OBJECTIVE: Write out each line in which the string "JSON" is present.

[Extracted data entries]

[Begin]

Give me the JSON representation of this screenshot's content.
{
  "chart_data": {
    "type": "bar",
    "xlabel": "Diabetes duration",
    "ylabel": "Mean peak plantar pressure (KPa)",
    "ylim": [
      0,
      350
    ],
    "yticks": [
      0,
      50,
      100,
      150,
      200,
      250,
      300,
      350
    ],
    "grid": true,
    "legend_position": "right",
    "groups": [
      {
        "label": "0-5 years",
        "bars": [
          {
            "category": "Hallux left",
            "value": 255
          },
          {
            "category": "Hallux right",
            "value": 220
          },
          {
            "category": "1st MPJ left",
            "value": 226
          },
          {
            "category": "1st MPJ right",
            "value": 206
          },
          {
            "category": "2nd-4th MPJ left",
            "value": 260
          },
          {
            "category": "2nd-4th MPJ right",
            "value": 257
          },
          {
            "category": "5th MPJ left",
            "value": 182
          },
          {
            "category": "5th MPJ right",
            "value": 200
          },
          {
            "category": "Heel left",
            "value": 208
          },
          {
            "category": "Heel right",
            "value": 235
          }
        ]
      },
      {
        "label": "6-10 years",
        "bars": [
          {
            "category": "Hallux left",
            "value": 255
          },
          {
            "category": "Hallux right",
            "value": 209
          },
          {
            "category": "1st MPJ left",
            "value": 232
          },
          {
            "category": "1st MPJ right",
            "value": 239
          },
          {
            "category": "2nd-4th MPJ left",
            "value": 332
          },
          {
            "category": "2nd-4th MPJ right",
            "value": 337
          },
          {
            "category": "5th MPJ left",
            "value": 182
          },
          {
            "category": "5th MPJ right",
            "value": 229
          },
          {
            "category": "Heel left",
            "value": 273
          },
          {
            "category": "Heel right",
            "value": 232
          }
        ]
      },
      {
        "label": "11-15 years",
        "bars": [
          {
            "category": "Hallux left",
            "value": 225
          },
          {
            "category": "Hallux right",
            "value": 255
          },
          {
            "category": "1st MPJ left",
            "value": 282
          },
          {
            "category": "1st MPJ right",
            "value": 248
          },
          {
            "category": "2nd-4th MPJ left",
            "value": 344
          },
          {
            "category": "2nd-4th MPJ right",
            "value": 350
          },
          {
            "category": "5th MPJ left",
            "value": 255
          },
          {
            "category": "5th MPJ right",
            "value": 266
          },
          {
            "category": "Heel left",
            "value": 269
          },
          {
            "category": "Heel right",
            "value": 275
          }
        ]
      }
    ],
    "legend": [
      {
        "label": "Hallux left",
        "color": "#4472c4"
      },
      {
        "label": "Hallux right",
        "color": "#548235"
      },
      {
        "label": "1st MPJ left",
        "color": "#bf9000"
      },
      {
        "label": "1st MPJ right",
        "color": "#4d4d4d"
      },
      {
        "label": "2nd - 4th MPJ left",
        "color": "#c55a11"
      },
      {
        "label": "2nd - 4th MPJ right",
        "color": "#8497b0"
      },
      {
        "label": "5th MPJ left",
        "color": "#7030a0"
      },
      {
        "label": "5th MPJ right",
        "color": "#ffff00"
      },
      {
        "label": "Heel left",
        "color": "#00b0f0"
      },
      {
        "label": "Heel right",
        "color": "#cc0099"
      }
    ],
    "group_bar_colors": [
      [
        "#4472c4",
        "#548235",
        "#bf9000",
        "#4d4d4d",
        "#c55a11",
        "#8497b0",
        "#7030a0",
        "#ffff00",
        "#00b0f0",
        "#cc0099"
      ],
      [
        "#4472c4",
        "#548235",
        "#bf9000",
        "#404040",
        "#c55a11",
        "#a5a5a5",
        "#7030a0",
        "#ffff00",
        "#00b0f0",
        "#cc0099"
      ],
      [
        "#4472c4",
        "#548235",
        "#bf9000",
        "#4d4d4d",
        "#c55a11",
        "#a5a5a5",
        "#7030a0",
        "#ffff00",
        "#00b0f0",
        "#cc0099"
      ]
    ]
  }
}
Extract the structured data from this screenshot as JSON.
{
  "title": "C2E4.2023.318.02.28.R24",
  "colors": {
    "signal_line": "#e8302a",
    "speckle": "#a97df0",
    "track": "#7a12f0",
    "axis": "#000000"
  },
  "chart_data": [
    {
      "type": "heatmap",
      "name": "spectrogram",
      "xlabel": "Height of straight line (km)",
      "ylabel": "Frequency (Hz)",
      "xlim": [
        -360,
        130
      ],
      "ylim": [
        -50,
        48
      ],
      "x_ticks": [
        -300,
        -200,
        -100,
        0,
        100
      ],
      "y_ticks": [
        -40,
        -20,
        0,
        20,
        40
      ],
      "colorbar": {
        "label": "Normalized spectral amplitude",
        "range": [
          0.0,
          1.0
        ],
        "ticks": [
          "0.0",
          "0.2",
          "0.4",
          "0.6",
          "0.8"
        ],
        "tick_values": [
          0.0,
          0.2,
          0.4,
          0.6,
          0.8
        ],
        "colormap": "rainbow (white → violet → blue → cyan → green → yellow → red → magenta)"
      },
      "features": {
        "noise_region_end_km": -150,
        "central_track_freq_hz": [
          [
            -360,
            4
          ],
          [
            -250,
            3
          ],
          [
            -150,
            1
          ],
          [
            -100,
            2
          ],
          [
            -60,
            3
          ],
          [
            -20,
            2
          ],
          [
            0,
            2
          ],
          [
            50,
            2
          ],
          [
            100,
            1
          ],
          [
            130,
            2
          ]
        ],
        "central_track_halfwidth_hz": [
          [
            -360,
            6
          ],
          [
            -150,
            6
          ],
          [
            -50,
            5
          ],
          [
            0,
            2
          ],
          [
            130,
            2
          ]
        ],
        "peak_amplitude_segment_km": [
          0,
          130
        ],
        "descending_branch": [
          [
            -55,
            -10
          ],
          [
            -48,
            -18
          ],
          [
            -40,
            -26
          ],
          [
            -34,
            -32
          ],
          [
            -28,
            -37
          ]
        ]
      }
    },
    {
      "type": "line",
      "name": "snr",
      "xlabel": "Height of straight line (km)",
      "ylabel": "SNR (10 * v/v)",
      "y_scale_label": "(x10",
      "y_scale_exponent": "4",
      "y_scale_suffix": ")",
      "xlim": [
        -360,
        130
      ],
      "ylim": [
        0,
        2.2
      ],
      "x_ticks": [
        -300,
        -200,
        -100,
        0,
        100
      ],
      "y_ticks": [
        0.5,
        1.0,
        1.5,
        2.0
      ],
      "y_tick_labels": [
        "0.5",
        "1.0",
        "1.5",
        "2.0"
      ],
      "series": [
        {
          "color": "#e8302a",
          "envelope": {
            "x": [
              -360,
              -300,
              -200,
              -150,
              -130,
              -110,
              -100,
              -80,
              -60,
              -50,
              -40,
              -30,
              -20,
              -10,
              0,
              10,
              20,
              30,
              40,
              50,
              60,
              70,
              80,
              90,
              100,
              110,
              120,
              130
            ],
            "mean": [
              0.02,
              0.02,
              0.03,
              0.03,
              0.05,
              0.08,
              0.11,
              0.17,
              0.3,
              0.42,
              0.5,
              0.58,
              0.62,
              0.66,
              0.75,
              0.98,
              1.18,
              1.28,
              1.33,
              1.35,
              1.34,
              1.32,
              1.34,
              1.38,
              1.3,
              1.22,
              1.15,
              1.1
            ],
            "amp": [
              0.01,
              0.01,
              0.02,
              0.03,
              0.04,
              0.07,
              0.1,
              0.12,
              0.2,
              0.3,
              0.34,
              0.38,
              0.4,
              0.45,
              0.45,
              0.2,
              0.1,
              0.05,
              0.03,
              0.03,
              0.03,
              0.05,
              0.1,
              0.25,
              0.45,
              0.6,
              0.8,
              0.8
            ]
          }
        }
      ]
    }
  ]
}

[End]

EXERCISE ANSWER:
Give me the JSON representation of this screenshot's content.
Extract the structured data from this screenshot as JSON.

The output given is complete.